───── Material to process

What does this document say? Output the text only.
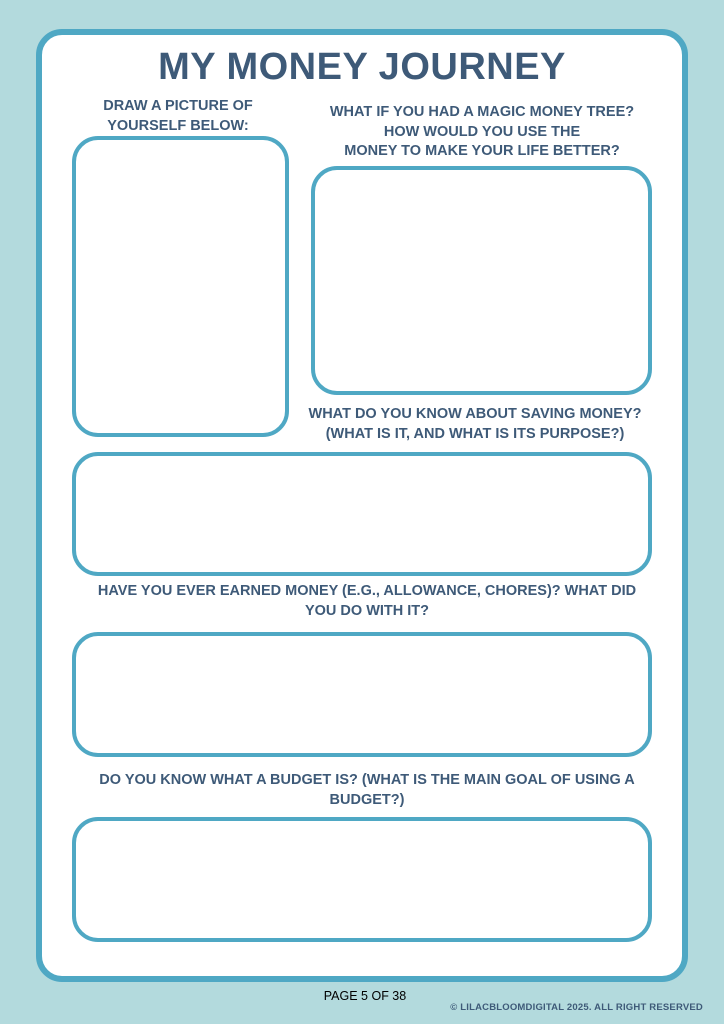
MY MONEY JOURNEY

DRAW A PICTURE OF
YOURSELF BELOW:

WHAT IF YOU HAD A MAGIC MONEY TREE?
HOW WOULD YOU USE THE
MONEY TO MAKE YOUR LIFE BETTER?

WHAT DO YOU KNOW ABOUT SAVING MONEY?
(WHAT IS IT, AND WHAT IS ITS PURPOSE?)

HAVE YOU EVER EARNED MONEY (E.G., ALLOWANCE, CHORES)? WHAT DID
YOU DO WITH IT?

DO YOU KNOW WHAT A BUDGET IS? (WHAT IS THE MAIN GOAL OF USING A
BUDGET?)

PAGE 5 OF 38
© LILACBLOOMDIGITAL 2025. ALL RIGHT RESERVED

──────────

## Work to be completed
In the data above, how many lines contain the string "MONEY"? Answer with the number only.

## Answer to the exercise
5